■ **WRITTEN INSTRUCTION**
State how many lines in the listing below include the word "Cowan". Give nothing but the number.

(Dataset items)
• • • •
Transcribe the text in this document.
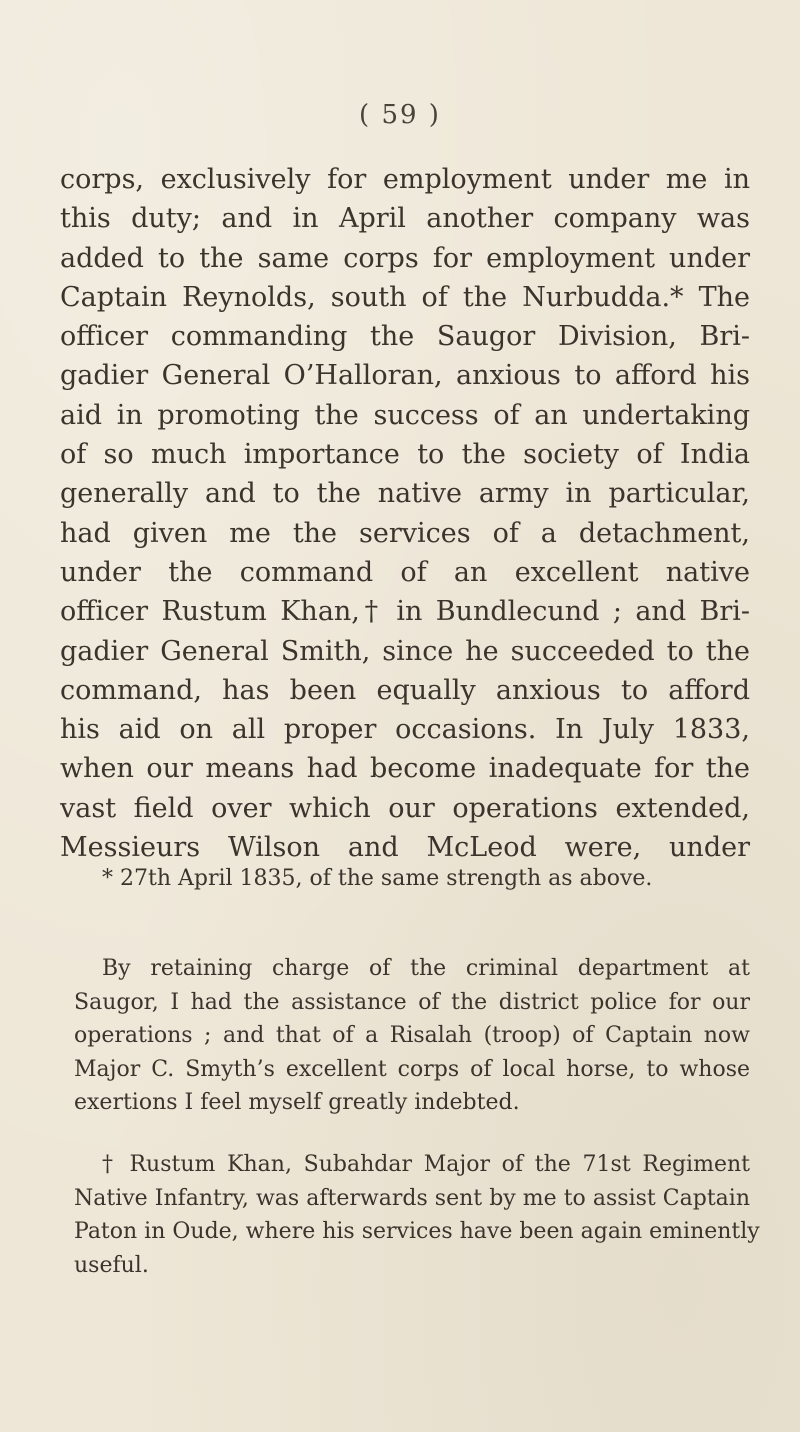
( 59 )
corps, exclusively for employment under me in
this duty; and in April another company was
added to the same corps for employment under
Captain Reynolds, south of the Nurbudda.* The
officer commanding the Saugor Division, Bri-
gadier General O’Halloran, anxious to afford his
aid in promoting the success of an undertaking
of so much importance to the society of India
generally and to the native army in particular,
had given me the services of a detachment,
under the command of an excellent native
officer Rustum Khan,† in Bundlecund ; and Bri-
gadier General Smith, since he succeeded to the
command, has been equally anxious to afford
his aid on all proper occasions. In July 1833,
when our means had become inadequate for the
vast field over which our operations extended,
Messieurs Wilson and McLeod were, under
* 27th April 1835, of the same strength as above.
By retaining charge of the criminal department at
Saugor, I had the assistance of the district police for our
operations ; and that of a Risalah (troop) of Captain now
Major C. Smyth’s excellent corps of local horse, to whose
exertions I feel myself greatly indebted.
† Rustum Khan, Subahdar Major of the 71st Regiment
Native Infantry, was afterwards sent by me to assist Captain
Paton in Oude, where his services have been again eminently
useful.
• • • •
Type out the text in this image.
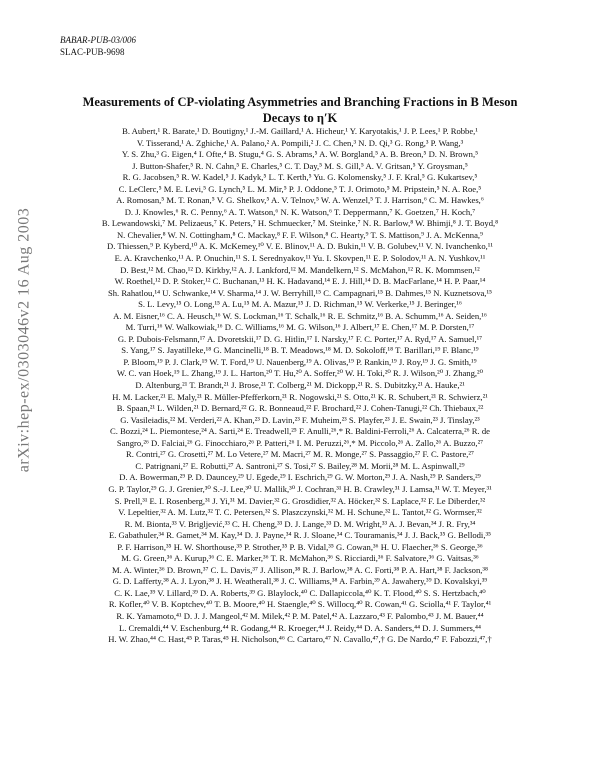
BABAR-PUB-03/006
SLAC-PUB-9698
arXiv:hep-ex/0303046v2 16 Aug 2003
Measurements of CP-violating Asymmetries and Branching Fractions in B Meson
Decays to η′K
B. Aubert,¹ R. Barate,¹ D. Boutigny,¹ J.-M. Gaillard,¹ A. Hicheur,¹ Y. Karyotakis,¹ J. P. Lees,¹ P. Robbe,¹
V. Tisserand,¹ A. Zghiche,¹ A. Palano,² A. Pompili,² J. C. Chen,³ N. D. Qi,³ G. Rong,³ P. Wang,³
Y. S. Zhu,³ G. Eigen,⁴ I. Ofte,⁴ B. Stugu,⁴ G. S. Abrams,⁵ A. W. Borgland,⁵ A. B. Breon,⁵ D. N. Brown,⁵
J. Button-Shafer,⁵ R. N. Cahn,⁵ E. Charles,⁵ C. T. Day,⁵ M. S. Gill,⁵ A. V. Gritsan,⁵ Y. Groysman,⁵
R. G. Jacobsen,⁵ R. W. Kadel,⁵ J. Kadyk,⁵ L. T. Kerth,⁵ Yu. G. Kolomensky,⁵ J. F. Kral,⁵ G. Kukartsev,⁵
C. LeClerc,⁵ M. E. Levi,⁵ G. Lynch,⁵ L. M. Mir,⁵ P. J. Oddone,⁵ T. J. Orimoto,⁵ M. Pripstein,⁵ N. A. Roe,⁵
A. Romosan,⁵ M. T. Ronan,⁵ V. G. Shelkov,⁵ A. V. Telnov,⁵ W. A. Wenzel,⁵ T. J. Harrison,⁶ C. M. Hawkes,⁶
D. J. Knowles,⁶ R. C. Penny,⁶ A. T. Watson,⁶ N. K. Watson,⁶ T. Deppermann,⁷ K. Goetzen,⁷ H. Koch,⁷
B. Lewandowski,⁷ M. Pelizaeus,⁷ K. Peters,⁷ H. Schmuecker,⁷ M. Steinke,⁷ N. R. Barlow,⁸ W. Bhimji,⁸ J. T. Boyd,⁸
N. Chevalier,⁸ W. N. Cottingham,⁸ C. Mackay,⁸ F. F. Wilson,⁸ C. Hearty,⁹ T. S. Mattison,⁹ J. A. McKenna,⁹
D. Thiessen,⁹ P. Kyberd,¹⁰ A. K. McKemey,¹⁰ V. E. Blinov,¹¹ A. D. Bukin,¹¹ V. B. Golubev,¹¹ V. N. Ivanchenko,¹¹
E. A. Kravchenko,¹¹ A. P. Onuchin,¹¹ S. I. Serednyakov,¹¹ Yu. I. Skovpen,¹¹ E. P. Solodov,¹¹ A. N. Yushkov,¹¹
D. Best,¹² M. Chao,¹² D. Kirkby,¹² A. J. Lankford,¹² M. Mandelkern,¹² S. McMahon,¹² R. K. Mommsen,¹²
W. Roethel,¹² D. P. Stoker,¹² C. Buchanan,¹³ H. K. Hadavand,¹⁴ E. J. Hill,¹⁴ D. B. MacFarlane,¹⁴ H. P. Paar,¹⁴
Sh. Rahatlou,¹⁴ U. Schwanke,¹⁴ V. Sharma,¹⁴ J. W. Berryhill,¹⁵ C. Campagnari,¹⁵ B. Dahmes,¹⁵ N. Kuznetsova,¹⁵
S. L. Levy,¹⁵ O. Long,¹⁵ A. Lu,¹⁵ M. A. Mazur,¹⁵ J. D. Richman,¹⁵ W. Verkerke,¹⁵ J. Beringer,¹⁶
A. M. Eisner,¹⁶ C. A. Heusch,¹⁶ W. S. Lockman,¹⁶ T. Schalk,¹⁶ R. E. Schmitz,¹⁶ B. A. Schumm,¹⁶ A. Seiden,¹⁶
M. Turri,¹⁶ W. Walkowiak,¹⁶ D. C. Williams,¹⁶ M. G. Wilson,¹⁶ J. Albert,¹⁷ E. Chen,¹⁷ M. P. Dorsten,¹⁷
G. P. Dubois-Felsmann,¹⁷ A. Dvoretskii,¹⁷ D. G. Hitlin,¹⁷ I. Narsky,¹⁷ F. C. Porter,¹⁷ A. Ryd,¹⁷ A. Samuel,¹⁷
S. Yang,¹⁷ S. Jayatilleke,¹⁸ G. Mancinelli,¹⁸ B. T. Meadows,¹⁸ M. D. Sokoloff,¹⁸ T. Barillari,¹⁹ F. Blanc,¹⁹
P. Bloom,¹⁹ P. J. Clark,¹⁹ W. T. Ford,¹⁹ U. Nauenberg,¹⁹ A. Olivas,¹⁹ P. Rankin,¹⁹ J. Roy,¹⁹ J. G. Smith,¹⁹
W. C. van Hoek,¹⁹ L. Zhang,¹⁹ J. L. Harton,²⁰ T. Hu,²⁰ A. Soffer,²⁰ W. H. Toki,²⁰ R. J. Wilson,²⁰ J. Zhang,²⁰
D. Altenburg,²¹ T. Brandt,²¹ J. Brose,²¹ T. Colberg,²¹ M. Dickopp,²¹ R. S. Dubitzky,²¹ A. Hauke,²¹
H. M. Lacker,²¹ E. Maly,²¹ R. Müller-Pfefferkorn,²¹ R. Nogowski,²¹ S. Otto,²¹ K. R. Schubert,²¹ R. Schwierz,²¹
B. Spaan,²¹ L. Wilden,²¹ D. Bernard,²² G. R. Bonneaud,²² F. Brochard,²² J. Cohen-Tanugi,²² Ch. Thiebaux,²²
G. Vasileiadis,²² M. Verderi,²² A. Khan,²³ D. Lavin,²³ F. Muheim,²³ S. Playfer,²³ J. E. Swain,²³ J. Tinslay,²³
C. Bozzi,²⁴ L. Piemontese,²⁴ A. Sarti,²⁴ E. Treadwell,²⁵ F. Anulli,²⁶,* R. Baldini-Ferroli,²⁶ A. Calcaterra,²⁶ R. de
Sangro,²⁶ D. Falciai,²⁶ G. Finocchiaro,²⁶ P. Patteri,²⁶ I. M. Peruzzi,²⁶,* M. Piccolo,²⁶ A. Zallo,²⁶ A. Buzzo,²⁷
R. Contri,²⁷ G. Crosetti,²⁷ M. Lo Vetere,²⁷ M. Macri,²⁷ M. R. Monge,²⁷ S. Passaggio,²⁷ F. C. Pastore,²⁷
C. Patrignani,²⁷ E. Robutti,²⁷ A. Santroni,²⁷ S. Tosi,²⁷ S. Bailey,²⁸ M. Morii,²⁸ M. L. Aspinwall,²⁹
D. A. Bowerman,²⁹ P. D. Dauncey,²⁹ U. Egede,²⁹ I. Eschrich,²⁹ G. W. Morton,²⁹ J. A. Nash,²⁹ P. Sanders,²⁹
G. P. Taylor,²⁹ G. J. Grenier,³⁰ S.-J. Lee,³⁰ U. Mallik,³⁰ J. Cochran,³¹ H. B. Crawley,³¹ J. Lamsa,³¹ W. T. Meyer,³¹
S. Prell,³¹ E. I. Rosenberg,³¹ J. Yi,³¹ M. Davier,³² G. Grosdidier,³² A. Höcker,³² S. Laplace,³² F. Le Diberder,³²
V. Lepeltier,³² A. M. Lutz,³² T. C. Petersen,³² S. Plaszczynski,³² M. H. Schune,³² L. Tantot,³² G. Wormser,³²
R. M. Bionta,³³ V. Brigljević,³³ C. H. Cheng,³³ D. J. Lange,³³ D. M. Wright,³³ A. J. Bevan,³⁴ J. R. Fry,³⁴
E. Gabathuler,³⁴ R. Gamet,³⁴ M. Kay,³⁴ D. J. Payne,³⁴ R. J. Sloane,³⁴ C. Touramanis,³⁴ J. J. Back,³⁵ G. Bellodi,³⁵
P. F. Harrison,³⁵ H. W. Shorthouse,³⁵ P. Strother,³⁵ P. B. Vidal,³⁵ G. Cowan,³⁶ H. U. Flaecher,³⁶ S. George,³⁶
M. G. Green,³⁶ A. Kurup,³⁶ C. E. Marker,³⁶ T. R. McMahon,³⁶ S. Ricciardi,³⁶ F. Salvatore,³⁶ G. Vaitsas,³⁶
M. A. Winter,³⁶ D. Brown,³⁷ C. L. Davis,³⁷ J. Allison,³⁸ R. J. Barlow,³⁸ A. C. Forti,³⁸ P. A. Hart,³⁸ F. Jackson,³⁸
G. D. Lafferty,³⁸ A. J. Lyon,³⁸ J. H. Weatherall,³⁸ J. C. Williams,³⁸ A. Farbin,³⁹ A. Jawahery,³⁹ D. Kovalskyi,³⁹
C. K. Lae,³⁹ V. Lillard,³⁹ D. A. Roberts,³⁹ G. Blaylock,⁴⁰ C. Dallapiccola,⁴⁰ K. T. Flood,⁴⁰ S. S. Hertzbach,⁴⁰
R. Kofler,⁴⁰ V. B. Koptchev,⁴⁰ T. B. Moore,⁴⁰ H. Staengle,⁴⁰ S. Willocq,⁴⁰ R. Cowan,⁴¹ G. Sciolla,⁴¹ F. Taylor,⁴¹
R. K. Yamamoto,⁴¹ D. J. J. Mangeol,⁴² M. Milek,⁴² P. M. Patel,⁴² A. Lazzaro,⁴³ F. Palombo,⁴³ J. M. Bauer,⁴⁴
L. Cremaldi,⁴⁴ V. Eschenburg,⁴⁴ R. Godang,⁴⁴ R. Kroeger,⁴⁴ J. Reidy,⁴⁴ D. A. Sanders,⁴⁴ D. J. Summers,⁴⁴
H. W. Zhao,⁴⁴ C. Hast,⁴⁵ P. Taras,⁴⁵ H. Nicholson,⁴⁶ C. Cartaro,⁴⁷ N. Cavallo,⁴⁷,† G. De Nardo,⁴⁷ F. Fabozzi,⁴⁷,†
• • • •
■ **SOLUTION TO THE PROBLEM**
2